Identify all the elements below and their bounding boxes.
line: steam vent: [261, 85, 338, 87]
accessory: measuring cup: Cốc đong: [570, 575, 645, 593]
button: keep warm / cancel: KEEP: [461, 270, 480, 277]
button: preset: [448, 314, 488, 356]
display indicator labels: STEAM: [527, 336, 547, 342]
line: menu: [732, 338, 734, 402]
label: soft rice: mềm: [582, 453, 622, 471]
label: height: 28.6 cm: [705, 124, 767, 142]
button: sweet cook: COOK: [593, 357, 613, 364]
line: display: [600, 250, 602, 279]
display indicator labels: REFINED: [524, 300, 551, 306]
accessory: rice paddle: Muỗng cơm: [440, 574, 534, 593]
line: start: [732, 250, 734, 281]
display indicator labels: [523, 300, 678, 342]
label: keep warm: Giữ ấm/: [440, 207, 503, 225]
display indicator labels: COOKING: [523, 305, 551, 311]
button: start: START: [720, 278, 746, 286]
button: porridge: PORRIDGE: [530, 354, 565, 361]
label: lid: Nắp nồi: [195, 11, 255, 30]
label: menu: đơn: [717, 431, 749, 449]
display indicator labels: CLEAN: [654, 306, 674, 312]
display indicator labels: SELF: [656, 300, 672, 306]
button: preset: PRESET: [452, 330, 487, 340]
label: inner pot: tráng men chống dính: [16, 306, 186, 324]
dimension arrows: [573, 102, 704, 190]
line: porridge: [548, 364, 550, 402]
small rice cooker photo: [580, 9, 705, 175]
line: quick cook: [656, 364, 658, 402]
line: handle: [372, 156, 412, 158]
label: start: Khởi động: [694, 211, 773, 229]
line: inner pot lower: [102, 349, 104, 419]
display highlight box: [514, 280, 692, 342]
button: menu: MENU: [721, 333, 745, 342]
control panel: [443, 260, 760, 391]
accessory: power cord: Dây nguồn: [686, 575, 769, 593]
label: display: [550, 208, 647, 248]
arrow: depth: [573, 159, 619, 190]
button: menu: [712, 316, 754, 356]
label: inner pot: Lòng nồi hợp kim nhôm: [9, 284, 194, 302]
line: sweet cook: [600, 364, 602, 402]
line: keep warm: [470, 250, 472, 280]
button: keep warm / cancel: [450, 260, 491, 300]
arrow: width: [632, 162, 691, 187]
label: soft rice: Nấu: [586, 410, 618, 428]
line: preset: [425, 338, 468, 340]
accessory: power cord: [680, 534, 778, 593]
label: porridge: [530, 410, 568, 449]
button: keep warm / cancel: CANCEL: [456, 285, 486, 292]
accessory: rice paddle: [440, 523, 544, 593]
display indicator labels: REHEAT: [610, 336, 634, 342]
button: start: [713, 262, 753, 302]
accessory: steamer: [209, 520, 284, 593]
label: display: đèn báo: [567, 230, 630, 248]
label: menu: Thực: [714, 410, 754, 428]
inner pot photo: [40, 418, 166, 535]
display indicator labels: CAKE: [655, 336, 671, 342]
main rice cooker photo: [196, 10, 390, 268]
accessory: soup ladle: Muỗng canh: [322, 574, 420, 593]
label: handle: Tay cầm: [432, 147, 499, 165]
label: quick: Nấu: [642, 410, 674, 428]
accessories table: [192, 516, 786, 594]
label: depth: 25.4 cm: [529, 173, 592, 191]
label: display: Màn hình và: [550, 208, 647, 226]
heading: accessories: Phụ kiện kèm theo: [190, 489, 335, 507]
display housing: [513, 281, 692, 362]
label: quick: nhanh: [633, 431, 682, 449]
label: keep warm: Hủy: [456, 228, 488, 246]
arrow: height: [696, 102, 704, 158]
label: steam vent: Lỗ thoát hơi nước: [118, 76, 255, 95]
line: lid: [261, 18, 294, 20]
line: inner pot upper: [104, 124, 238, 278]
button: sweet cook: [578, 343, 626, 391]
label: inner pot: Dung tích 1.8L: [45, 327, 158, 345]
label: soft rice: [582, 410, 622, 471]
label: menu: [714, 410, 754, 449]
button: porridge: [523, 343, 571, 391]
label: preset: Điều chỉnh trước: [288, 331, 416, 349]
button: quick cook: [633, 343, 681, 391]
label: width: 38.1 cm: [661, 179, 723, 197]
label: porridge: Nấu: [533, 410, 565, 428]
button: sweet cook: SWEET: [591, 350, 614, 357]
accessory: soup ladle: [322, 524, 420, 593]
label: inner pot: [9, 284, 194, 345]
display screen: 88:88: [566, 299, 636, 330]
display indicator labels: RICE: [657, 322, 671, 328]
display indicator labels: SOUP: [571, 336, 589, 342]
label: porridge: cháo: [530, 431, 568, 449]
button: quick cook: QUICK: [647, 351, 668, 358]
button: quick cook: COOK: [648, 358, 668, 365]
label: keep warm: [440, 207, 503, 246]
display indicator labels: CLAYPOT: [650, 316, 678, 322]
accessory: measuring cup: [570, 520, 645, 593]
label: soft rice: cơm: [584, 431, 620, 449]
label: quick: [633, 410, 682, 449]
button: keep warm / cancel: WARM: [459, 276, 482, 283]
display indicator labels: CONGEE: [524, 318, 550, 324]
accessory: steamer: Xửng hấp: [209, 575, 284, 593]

# # #

- WHAT IS BEING ASKED:
Rewrite the data above, replacing each occurrence of "measuring cup" with "rice cup" and leaving all other text untouched.

- COMPLETE RESPONSE:
Identify all the elements below and their bounding boxes.
line: steam vent: [261, 85, 338, 87]
accessory: rice cup: Cốc đong: [570, 575, 645, 593]
button: keep warm / cancel: KEEP: [461, 270, 480, 277]
button: preset: [448, 314, 488, 356]
display indicator labels: STEAM: [527, 336, 547, 342]
line: menu: [732, 338, 734, 402]
label: soft rice: mềm: [582, 453, 622, 471]
label: height: 28.6 cm: [705, 124, 767, 142]
button: sweet cook: COOK: [593, 357, 613, 364]
line: display: [600, 250, 602, 279]
display indicator labels: REFINED: [524, 300, 551, 306]
accessory: rice paddle: Muỗng cơm: [440, 574, 534, 593]
line: start: [732, 250, 734, 281]
display indicator labels: [523, 300, 678, 342]
label: keep warm: Giữ ấm/: [440, 207, 503, 225]
display indicator labels: COOKING: [523, 305, 551, 311]
button: start: START: [720, 278, 746, 286]
button: porridge: PORRIDGE: [530, 354, 565, 361]
label: lid: Nắp nồi: [195, 11, 255, 30]
label: menu: đơn: [717, 431, 749, 449]
display indicator labels: CLEAN: [654, 306, 674, 312]
display indicator labels: SELF: [656, 300, 672, 306]
button: preset: PRESET: [452, 330, 487, 340]
label: inner pot: tráng men chống dính: [16, 306, 186, 324]
dimension arrows: [573, 102, 704, 190]
line: porridge: [548, 364, 550, 402]
small rice cooker photo: [580, 9, 705, 175]
line: quick cook: [656, 364, 658, 402]
line: handle: [372, 156, 412, 158]
label: start: Khởi động: [694, 211, 773, 229]
line: inner pot lower: [102, 349, 104, 419]
display highlight box: [514, 280, 692, 342]
button: menu: MENU: [721, 333, 745, 342]
control panel: [443, 260, 760, 391]
accessory: power cord: Dây nguồn: [686, 575, 769, 593]
label: display: [550, 208, 647, 248]
arrow: depth: [573, 159, 619, 190]
button: menu: [712, 316, 754, 356]
label: inner pot: Lòng nồi hợp kim nhôm: [9, 284, 194, 302]
line: sweet cook: [600, 364, 602, 402]
line: keep warm: [470, 250, 472, 280]
button: keep warm / cancel: [450, 260, 491, 300]
arrow: width: [632, 162, 691, 187]
label: soft rice: Nấu: [586, 410, 618, 428]
line: preset: [425, 338, 468, 340]
accessory: power cord: [680, 534, 778, 593]
label: porridge: [530, 410, 568, 449]
button: keep warm / cancel: CANCEL: [456, 285, 486, 292]
accessory: rice paddle: [440, 523, 544, 593]
display indicator labels: REHEAT: [610, 336, 634, 342]
button: start: [713, 262, 753, 302]
accessory: steamer: [209, 520, 284, 593]
label: display: đèn báo: [567, 230, 630, 248]
label: menu: Thực: [714, 410, 754, 428]
inner pot photo: [40, 418, 166, 535]
display indicator labels: CAKE: [655, 336, 671, 342]
main rice cooker photo: [196, 10, 390, 268]
accessory: soup ladle: Muỗng canh: [322, 574, 420, 593]
label: handle: Tay cầm: [432, 147, 499, 165]
label: quick: Nấu: [642, 410, 674, 428]
accessories table: [192, 516, 786, 594]
label: depth: 25.4 cm: [529, 173, 592, 191]
label: display: Màn hình và: [550, 208, 647, 226]
heading: accessories: Phụ kiện kèm theo: [190, 489, 335, 507]
display housing: [513, 281, 692, 362]
label: quick: nhanh: [633, 431, 682, 449]
label: keep warm: Hủy: [456, 228, 488, 246]
arrow: height: [696, 102, 704, 158]
label: steam vent: Lỗ thoát hơi nước: [118, 76, 255, 95]
line: lid: [261, 18, 294, 20]
line: inner pot upper: [104, 124, 238, 278]
button: sweet cook: [578, 343, 626, 391]
label: inner pot: Dung tích 1.8L: [45, 327, 158, 345]
label: soft rice: [582, 410, 622, 471]
label: menu: [714, 410, 754, 449]
button: porridge: [523, 343, 571, 391]
label: preset: Điều chỉnh trước: [288, 331, 416, 349]
button: quick cook: [633, 343, 681, 391]
label: width: 38.1 cm: [661, 179, 723, 197]
label: porridge: Nấu: [533, 410, 565, 428]
button: sweet cook: SWEET: [591, 350, 614, 357]
accessory: soup ladle: [322, 524, 420, 593]
label: inner pot: [9, 284, 194, 345]
display screen: 88:88: [566, 299, 636, 330]
display indicator labels: RICE: [657, 322, 671, 328]
display indicator labels: SOUP: [571, 336, 589, 342]
label: porridge: cháo: [530, 431, 568, 449]
button: quick cook: QUICK: [647, 351, 668, 358]
button: quick cook: COOK: [648, 358, 668, 365]
label: keep warm: [440, 207, 503, 246]
display indicator labels: CLAYPOT: [650, 316, 678, 322]
accessory: rice cup: [570, 520, 645, 593]
label: soft rice: cơm: [584, 431, 620, 449]
label: quick: [633, 410, 682, 449]
button: keep warm / cancel: WARM: [459, 276, 482, 283]
display indicator labels: CONGEE: [524, 318, 550, 324]
accessory: steamer: Xửng hấp: [209, 575, 284, 593]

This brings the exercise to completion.